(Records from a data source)

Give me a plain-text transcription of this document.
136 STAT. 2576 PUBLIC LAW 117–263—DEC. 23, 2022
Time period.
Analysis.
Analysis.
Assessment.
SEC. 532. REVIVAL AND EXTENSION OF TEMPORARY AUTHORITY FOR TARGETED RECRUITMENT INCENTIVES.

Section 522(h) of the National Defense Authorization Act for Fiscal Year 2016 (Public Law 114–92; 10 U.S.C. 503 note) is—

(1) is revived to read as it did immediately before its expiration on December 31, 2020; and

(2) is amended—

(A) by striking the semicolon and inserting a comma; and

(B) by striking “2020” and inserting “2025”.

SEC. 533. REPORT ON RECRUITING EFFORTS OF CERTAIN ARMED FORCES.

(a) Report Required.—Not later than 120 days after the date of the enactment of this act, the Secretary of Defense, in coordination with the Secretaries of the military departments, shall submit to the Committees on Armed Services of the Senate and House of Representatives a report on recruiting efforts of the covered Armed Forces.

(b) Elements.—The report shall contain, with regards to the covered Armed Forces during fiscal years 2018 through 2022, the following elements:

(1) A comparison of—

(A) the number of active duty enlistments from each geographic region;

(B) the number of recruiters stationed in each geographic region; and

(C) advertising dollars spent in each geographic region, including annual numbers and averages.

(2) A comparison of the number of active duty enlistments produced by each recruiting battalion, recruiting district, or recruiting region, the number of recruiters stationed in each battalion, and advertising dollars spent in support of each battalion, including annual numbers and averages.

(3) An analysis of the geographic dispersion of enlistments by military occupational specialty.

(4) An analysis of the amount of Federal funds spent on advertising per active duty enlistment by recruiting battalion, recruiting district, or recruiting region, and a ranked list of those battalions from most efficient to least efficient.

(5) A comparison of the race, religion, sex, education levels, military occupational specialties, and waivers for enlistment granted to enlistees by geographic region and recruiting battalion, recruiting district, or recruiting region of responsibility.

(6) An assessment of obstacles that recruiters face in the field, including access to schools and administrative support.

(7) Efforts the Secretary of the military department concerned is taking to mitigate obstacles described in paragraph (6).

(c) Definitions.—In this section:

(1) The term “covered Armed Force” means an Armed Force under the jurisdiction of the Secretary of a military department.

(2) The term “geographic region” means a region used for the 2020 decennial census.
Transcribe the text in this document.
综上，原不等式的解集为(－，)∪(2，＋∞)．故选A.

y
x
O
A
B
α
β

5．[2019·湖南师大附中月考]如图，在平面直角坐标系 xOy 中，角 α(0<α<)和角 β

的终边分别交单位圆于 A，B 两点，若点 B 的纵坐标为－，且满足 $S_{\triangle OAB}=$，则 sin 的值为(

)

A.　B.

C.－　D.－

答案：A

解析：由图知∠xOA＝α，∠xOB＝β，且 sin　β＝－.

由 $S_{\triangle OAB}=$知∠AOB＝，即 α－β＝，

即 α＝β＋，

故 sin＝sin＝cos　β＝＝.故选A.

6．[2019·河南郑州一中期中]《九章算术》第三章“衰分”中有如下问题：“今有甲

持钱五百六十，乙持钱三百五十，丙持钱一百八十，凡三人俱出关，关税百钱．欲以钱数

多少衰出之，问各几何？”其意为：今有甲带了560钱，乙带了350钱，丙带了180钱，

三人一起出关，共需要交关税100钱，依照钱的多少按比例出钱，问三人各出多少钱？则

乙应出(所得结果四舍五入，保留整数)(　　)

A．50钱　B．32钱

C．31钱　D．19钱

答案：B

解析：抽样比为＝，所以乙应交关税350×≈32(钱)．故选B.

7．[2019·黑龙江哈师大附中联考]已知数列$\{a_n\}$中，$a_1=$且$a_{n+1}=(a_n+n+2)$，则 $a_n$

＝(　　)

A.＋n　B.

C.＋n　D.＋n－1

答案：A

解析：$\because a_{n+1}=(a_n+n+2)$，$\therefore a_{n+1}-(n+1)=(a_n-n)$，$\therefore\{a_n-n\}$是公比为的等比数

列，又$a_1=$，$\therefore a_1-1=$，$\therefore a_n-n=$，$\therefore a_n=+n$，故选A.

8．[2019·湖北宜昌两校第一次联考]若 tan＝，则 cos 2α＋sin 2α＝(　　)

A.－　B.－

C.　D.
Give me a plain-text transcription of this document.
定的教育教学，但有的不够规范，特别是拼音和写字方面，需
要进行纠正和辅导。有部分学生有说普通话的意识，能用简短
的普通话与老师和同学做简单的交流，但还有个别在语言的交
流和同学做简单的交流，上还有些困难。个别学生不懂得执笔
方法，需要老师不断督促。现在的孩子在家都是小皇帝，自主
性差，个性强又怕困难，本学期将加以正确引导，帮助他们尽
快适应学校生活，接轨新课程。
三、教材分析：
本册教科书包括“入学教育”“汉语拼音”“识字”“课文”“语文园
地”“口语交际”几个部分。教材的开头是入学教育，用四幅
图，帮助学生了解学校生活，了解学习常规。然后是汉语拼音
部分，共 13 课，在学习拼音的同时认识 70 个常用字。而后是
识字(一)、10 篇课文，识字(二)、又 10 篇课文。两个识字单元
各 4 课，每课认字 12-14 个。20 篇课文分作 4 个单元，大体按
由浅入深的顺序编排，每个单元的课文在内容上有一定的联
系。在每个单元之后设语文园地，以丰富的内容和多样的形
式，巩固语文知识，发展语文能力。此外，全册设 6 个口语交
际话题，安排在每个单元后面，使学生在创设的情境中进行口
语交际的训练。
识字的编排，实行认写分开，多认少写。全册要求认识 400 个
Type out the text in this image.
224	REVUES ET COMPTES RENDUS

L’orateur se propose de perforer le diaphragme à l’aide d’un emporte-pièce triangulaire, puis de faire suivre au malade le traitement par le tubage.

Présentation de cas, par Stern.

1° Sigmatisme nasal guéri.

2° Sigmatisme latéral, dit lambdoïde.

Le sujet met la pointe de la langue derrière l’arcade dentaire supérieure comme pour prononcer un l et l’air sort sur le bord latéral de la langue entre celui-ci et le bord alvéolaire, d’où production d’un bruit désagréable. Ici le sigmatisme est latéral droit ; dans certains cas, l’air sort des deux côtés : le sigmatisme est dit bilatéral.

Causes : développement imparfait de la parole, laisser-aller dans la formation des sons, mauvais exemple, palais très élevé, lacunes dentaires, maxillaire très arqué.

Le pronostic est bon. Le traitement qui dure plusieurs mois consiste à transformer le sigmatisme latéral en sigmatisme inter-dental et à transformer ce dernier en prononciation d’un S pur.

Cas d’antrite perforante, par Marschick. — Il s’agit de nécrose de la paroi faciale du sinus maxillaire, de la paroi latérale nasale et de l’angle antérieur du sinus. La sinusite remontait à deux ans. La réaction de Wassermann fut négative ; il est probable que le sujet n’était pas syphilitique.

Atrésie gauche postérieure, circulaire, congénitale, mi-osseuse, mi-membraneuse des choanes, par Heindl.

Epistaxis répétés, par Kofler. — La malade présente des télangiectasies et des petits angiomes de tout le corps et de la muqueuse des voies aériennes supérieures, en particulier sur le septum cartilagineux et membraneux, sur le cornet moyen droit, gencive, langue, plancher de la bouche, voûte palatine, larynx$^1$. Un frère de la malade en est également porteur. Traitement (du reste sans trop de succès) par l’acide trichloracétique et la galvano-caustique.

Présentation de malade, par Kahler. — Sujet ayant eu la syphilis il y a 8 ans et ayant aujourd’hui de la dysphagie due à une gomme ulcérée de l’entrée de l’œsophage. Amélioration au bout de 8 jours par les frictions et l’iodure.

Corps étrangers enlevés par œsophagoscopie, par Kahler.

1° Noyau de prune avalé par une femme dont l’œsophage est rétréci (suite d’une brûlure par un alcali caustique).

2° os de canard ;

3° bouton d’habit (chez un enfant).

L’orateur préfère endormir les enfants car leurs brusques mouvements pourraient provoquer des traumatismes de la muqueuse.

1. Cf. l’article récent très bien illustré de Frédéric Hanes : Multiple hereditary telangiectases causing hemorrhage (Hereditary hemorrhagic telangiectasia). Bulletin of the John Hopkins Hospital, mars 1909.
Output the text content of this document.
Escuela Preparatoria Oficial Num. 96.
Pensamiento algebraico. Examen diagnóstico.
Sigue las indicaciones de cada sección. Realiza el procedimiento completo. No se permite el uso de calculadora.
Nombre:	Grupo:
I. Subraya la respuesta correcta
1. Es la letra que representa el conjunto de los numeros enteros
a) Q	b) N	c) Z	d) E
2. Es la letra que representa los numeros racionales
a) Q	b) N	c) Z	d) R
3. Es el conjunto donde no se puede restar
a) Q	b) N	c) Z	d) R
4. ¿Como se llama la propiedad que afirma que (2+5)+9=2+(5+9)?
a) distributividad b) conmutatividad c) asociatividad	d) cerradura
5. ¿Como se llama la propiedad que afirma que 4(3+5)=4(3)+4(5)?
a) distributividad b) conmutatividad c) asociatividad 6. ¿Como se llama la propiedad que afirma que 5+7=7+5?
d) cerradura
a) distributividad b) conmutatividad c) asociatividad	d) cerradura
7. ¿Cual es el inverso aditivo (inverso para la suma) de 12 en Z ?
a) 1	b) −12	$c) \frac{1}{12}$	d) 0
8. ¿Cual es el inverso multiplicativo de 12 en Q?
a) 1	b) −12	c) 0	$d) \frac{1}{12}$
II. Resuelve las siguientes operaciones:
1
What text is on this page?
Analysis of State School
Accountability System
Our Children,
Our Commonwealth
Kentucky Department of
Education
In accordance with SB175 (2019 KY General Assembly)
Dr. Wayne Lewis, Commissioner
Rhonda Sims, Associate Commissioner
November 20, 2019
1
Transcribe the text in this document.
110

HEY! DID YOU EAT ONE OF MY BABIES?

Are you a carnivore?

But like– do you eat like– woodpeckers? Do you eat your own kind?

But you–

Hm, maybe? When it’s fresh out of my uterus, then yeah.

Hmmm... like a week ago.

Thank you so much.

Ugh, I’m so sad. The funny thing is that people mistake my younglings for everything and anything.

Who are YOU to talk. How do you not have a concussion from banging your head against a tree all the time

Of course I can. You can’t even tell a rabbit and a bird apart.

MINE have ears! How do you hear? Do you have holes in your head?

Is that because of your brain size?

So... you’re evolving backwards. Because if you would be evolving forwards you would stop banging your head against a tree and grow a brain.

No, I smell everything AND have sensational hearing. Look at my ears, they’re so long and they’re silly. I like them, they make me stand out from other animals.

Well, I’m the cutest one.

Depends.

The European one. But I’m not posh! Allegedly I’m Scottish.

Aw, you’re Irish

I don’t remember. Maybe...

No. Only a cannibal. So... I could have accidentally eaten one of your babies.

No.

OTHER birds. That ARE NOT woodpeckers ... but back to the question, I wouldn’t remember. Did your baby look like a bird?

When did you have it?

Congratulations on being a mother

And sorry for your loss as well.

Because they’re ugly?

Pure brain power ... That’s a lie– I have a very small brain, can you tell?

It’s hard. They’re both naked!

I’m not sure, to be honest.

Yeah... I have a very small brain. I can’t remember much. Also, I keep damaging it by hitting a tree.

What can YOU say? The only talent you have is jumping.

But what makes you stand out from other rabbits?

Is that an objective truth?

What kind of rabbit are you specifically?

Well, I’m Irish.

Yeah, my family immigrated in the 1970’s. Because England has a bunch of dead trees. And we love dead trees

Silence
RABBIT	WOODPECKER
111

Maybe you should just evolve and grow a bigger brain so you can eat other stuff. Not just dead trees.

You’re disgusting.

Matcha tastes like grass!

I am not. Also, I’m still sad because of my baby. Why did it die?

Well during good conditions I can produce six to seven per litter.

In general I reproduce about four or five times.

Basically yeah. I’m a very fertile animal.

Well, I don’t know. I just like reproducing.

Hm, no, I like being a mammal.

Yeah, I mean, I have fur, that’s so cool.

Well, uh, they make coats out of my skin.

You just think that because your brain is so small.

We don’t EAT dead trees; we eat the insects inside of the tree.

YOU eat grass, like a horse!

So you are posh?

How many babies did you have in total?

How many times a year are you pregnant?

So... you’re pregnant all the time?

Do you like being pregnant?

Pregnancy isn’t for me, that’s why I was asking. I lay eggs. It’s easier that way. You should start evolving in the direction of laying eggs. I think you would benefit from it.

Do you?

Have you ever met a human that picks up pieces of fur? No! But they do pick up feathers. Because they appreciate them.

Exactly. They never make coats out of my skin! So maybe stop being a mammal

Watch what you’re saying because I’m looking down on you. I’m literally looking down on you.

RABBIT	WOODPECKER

● To be done: Find the lines holding "term" and list every one.

● Written answer:
(1) The term “covered Armed Force” means an Armed Force under the jurisdiction of the Secretary of a military department.
(2) The term “geographic region” means a region used for the 2020 decennial census.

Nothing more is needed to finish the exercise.